■ SHORT TASK
Every line with the word "CASE" in it should be extracted from the data that follows.

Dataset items
┌──
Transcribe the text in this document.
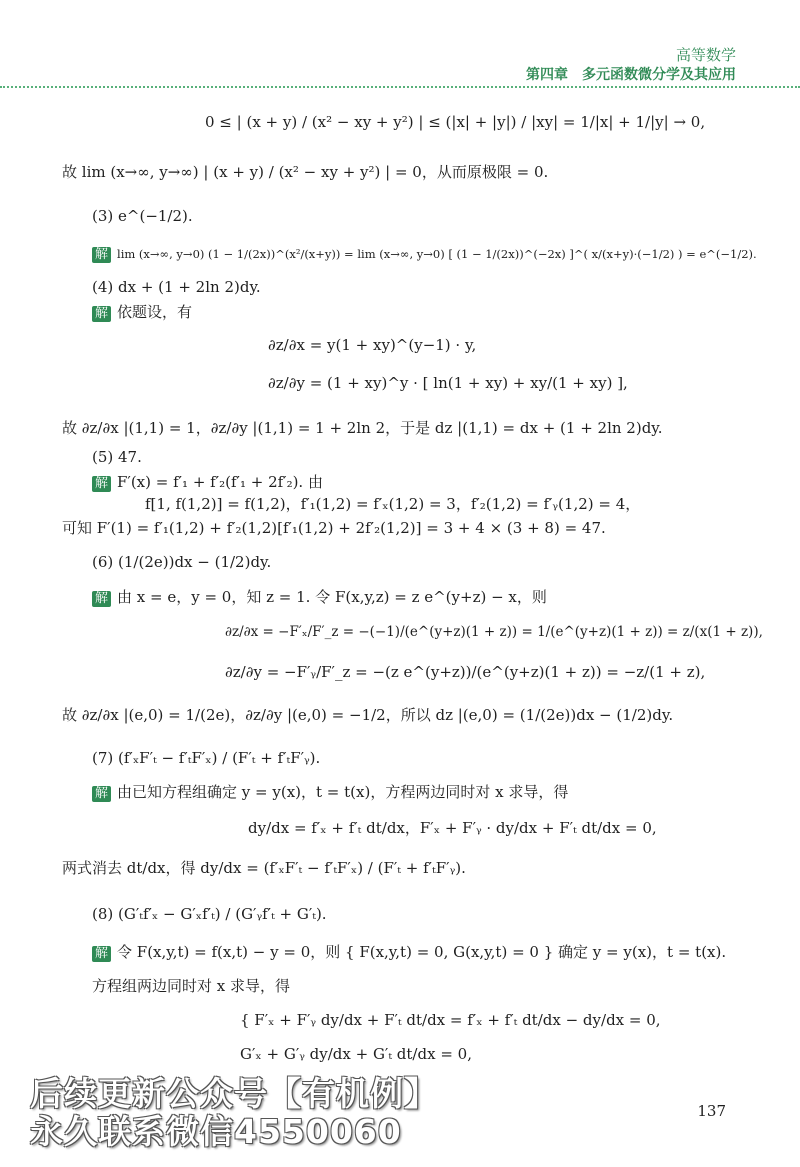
高等数学
第四章　多元函数微分学及其应用
0 ≤ | (x + y) / (x² − xy + y²) | ≤ (|x| + |y|) / |xy| = 1/|x| + 1/|y| → 0,
故 lim (x→∞, y→∞) | (x + y) / (x² − xy + y²) | = 0，从而原极限 = 0.
(3) e^(−1/2).
解 lim (x→∞, y→0) (1 − 1/(2x))^(x²/(x+y)) = lim (x→∞, y→0) [ (1 − 1/(2x))^(−2x) ]^( x/(x+y)·(−1/2) ) = e^(−1/2).
(4) dx + (1 + 2ln 2)dy.
解 依题设，有
∂z/∂x = y(1 + xy)^(y−1) · y,
∂z/∂y = (1 + xy)^y · [ ln(1 + xy) + xy/(1 + xy) ],
故 ∂z/∂x |(1,1) = 1，∂z/∂y |(1,1) = 1 + 2ln 2，于是 dz |(1,1) = dx + (1 + 2ln 2)dy.
(5) 47.
解 F′(x) = f′₁ + f′₂(f′₁ + 2f′₂). 由
f[1, f(1,2)] = f(1,2)，f′₁(1,2) = f′ₓ(1,2) = 3，f′₂(1,2) = f′ᵧ(1,2) = 4，
可知 F′(1) = f′₁(1,2) + f′₂(1,2)[f′₁(1,2) + 2f′₂(1,2)] = 3 + 4 × (3 + 8) = 47.
(6) (1/(2e))dx − (1/2)dy.
解 由 x = e，y = 0，知 z = 1. 令 F(x,y,z) = z e^(y+z) − x，则
∂z/∂x = −F′ₓ/F′_z = −(−1)/(e^(y+z)(1 + z)) = 1/(e^(y+z)(1 + z)) = z/(x(1 + z)),
∂z/∂y = −F′ᵧ/F′_z = −(z e^(y+z))/(e^(y+z)(1 + z)) = −z/(1 + z),
故 ∂z/∂x |(e,0) = 1/(2e)，∂z/∂y |(e,0) = −1/2，所以 dz |(e,0) = (1/(2e))dx − (1/2)dy.
(7) (f′ₓF′ₜ − f′ₜF′ₓ) / (F′ₜ + f′ₜF′ᵧ).
解 由已知方程组确定 y = y(x)，t = t(x)，方程两边同时对 x 求导，得
dy/dx = f′ₓ + f′ₜ dt/dx，F′ₓ + F′ᵧ · dy/dx + F′ₜ dt/dx = 0,
两式消去 dt/dx，得 dy/dx = (f′ₓF′ₜ − f′ₜF′ₓ) / (F′ₜ + f′ₜF′ᵧ).
(8) (G′ₜf′ₓ − G′ₓf′ₜ) / (G′ᵧf′ₜ + G′ₜ).
解 令 F(x,y,t) = f(x,t) − y = 0，则 { F(x,y,t) = 0, G(x,y,t) = 0 } 确定 y = y(x)，t = t(x).
方程组两边同时对 x 求导，得
{ F′ₓ + F′ᵧ dy/dx + F′ₜ dt/dx = f′ₓ + f′ₜ dt/dx − dy/dx = 0,
G′ₓ + G′ᵧ dy/dx + G′ₜ dt/dx = 0,
137
后续更新公众号【有机例】
永久联系微信4550060
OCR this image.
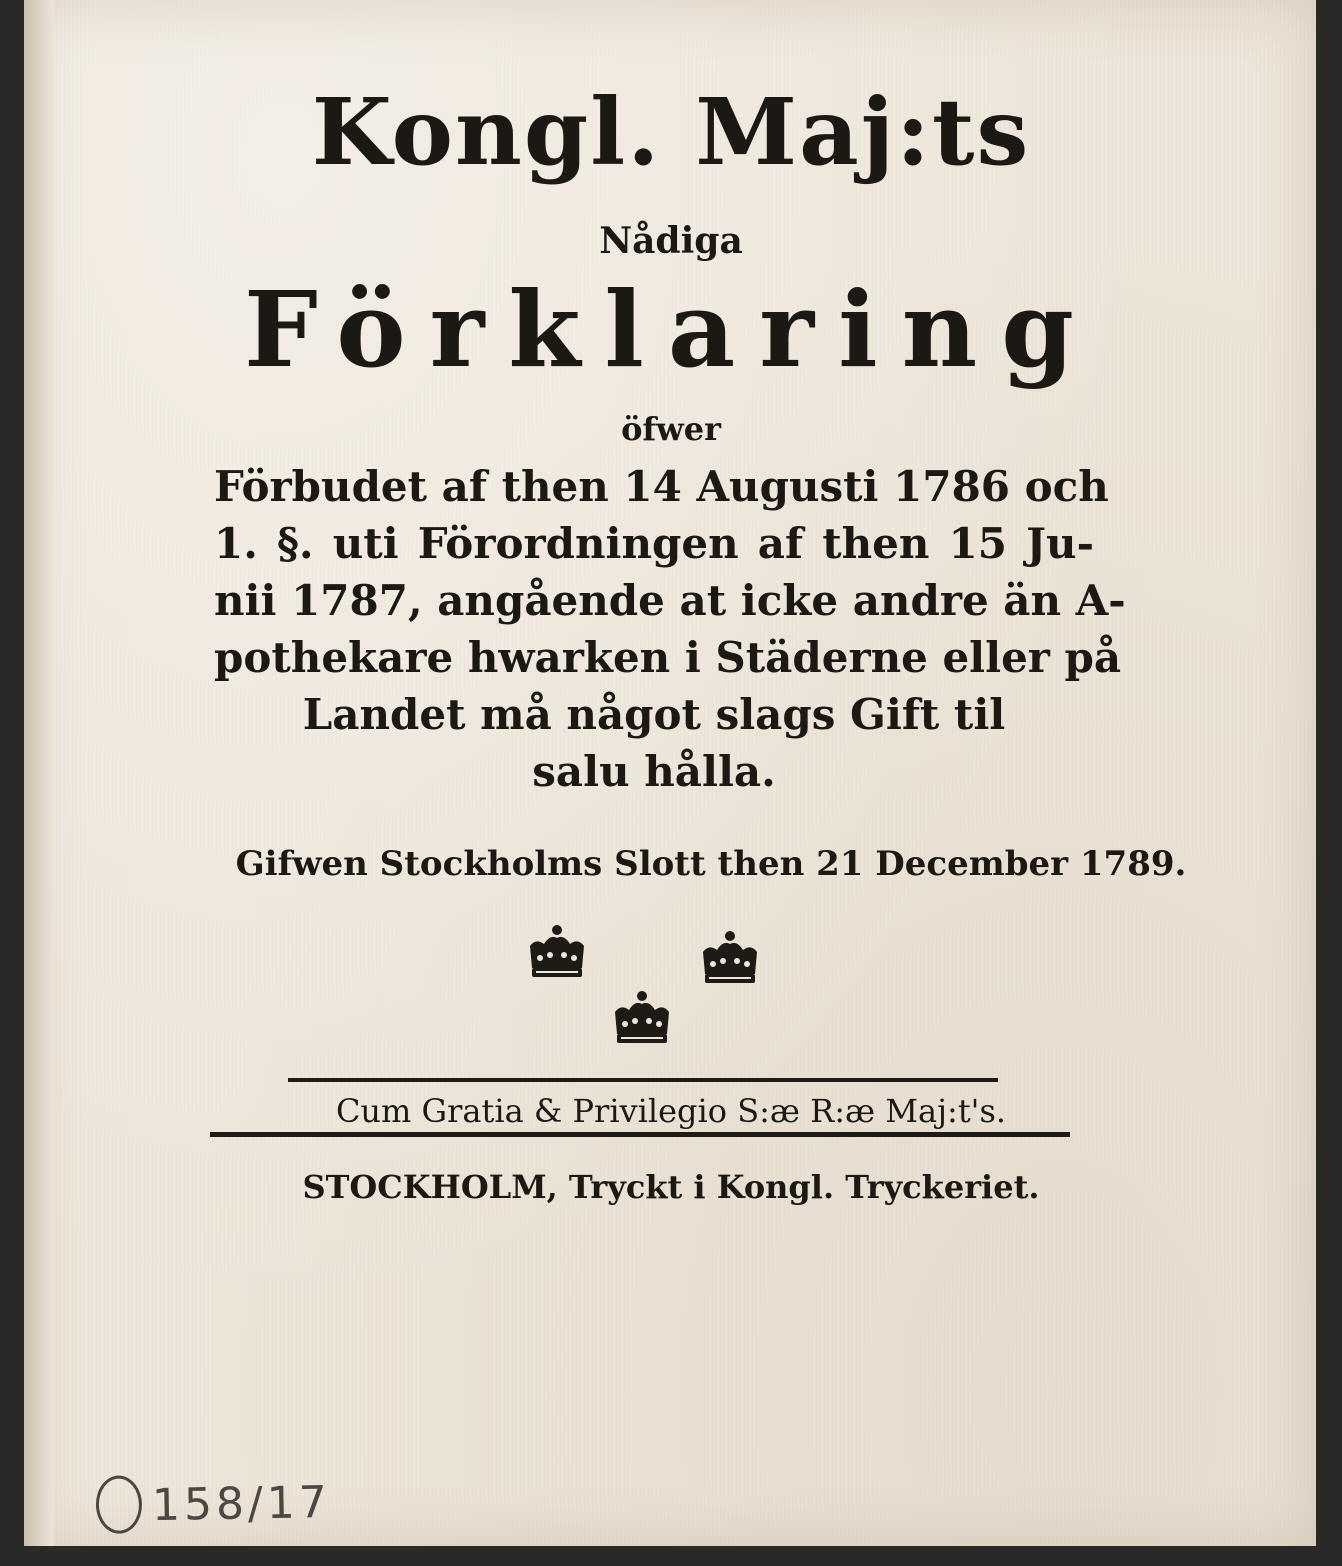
Kongl. Maj:ts
Nådiga
Förklaring
öfwer
Förbudet af then 14 Augusti 1786 och
1. §. uti Förordningen af then 15 Ju-
nii 1787, angående at icke andre än A-
pothekare hwarken i Städerne eller på
Landet må något slags Gift til
salu hålla.
Gifwen Stockholms Slott then 21 December 1789.
Cum Gratia & Privilegio S:æ R:æ Maj:t's.
STOCKHOLM, Tryckt i Kongl. Tryckeriet.
158/17
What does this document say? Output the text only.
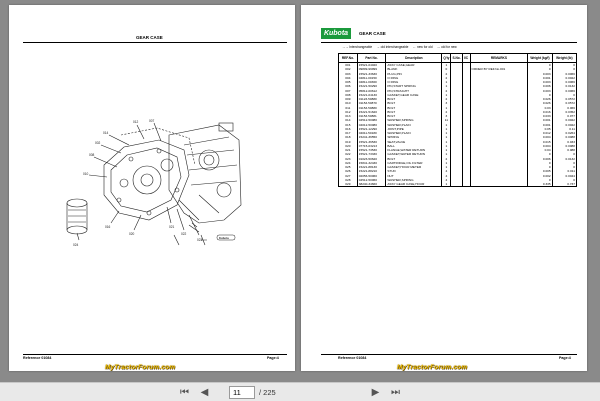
GEAR CASE
008
010
002
014
012	007
021
022
023
024
016
020
Kubota
Reference 01084	Page:4
MyTractorForum.com
Kubota	GEAR CASE
→→ Interchangeable → old interchangeable ← new for old ↔ old for new
REF.No.	Part No.	Description	Q'ty	S.No.	I/C	REMARKS	Weight (kg/f)	Weight (lb)
001	15521-04020	ASSY CASE,GEAR	1				0	0
002	09809-99999	BLANK	0			ORDER BY REF.No.001	0	0
003	15521-33630	PLUG,PIN	2				0.003	0.0066
004	04811-00150	O RING	2				0.001	0.0022
005	04811-00360	O RING	1				0.003	0.0066
006	15221-50290	PIN,START SPRING	1				0.006	0.0132
007	05812-00612	PIN,STRAIGHT	2				0.003	0.0066
008	15221-04130	GASKET,GEAR CASE	1				0	0
009	01123-50880	BOLT	2				0.026	0.0572
010	01153-50870	BOLT	3				0.026	0.0572
011	01153-50880	BOLT	1				0.03	0.066
012	15221-51620	BOLT	2				0.016	0.0352
013	01153-50881	BOLT	3				0.033	0.077
014	04512-50080	WASHER,SPRING	11				0.001	0.0022
015	04012-50080	WASHER,PLAIN	1				0.001	0.0022
016	15521-12290	JOINT,PIPE	1				0.05	0.11
017	04011-50180	WASHER,PLAIN	1				0.012	0.0264
018	15241-36550	SPRING	1				0.004	0.0088
019	15521-36530	SEAT,VALVE	1				0.015	0.033
020	07715-03213	BALL	1				0.004	0.0088
021	15521-73530	FLANGE,WATER RETURN	1				0.04	0.088
022	15521-73330	GASKET,WATER RETURN	1				0	0
023	01023-50620	BOLT	2				0.006	0.0132
024	15841-32430	CARTRIDGE,OIL FILTER	1				0	0
025	15221-88130	GASKET,HOUR METER	1				0	0
026	15221-88210	STUD	4				0.005	0.011
027	02056-50060	NUT	4				0.002	0.0044
028	04512-50060	WASHER,SPRING	4				0	0
029	38240-34660	ASSY GEAR CASE,HOUR	1				0.335	0.737
Reference 01084	Page:4
MyTractorForum.com
⏮ ◀	11	/ 225	▶ ⏭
└──
■ EXERCISE SOLUTION
GEAR CASE
Kubota	GEAR CASE
001	15521-04020	ASSY CASE,GEAR	1				0	0
008	15221-04130	GASKET,GEAR CASE	1				0	0
029	38240-34660	ASSY GEAR CASE,HOUR	1				0.335	0.737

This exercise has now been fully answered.